┌──
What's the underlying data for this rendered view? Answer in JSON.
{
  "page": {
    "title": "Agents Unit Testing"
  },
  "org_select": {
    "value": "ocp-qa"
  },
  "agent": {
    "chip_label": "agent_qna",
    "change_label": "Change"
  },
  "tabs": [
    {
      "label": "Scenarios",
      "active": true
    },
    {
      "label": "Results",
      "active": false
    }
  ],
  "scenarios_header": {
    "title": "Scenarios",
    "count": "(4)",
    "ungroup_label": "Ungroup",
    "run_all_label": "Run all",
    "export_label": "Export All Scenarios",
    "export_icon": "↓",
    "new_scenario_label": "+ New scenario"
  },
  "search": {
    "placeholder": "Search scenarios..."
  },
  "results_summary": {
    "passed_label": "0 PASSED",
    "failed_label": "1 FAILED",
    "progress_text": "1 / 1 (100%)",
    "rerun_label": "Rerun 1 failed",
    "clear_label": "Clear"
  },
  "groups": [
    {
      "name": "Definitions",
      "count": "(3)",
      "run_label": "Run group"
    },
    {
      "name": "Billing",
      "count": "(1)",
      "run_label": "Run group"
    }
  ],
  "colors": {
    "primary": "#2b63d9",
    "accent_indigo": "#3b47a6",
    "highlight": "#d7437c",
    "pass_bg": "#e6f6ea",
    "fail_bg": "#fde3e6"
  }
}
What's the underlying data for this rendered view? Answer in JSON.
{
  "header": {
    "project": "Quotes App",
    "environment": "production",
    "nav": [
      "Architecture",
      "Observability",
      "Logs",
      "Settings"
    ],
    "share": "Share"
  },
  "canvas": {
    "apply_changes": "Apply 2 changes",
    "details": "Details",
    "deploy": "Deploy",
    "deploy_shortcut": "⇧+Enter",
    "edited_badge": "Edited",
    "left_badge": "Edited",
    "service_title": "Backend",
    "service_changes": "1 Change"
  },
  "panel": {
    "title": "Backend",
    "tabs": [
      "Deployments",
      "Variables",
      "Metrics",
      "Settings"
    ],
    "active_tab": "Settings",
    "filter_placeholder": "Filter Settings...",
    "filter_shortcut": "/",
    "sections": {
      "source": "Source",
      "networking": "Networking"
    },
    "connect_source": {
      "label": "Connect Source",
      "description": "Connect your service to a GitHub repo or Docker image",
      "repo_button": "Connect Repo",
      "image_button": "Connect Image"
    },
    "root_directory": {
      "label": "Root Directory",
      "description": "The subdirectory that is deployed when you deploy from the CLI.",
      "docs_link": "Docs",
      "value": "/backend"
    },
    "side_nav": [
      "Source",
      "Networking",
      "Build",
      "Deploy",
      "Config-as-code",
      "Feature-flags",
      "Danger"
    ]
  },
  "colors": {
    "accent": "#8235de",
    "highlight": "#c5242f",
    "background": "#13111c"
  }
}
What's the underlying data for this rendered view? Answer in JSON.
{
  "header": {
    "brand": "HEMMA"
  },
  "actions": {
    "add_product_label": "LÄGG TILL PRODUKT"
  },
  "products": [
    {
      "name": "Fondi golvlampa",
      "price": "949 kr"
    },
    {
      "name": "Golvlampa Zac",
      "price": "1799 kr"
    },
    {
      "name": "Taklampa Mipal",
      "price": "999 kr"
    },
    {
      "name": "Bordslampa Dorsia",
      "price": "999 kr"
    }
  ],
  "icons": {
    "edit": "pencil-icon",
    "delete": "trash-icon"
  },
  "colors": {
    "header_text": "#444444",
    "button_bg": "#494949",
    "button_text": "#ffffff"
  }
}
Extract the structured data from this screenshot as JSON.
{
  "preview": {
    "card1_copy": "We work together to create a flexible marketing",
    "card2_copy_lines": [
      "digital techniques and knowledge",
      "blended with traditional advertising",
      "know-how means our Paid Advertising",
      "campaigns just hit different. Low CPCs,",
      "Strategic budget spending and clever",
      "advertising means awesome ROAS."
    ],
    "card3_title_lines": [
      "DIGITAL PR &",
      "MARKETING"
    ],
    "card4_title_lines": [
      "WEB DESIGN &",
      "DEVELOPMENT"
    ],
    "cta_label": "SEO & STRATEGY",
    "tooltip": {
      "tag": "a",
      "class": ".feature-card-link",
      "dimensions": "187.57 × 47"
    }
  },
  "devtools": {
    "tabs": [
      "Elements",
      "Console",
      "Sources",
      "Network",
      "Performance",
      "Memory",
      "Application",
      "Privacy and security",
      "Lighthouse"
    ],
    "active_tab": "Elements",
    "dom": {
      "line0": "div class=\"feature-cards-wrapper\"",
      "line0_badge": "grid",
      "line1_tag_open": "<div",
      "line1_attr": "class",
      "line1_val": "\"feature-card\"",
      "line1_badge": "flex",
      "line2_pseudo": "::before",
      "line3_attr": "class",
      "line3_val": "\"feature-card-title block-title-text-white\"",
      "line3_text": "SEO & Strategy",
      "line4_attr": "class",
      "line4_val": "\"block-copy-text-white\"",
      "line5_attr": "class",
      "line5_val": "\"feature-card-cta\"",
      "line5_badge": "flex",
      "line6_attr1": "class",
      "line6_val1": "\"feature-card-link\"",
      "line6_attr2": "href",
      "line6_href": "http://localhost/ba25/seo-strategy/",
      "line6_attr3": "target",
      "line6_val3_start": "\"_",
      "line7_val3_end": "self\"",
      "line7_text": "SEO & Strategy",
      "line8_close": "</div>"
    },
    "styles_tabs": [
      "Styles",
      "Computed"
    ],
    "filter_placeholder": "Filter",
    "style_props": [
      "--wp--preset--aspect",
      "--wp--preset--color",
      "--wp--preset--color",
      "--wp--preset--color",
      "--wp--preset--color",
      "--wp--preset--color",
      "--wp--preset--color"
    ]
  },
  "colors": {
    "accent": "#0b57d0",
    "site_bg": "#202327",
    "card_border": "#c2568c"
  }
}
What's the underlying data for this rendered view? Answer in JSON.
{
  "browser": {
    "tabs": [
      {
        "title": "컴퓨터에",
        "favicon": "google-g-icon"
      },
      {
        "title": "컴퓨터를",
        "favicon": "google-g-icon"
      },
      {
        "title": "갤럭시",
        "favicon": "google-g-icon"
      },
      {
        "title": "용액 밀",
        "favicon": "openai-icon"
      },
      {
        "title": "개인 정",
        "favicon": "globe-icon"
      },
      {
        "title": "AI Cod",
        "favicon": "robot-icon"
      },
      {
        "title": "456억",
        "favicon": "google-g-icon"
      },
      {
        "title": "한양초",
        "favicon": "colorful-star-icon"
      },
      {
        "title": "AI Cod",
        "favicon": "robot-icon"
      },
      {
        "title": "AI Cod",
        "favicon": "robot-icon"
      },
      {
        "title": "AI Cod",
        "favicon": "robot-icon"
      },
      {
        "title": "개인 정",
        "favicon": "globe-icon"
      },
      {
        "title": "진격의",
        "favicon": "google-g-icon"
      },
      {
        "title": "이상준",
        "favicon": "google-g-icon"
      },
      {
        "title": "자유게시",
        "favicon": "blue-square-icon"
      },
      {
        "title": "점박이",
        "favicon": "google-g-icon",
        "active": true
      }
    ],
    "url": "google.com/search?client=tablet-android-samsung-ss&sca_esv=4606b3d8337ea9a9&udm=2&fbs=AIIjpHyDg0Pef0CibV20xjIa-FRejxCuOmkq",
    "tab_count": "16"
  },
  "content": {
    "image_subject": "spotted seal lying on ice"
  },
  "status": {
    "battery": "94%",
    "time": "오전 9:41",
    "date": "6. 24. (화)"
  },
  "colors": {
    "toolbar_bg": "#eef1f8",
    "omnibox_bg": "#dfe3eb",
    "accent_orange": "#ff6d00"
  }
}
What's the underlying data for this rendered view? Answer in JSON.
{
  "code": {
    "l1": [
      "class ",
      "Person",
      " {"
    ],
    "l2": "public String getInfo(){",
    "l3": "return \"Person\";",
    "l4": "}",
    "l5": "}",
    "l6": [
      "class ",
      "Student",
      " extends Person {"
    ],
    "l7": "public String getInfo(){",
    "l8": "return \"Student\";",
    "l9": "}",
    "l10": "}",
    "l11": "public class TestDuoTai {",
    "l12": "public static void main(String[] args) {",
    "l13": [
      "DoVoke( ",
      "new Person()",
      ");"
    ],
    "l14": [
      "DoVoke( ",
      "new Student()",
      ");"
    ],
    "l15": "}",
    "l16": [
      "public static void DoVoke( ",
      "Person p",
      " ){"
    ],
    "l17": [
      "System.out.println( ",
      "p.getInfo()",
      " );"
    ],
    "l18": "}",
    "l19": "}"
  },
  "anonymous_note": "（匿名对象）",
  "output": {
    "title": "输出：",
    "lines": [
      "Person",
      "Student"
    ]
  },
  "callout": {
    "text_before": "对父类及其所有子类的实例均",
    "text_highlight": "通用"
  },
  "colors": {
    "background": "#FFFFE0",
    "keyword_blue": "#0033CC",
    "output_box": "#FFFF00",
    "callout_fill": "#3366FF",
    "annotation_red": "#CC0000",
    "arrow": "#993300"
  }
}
└──
TO BE DONE
Tell how many lines in the material above include the word "static", giving the number only.

TASK ANSWER
2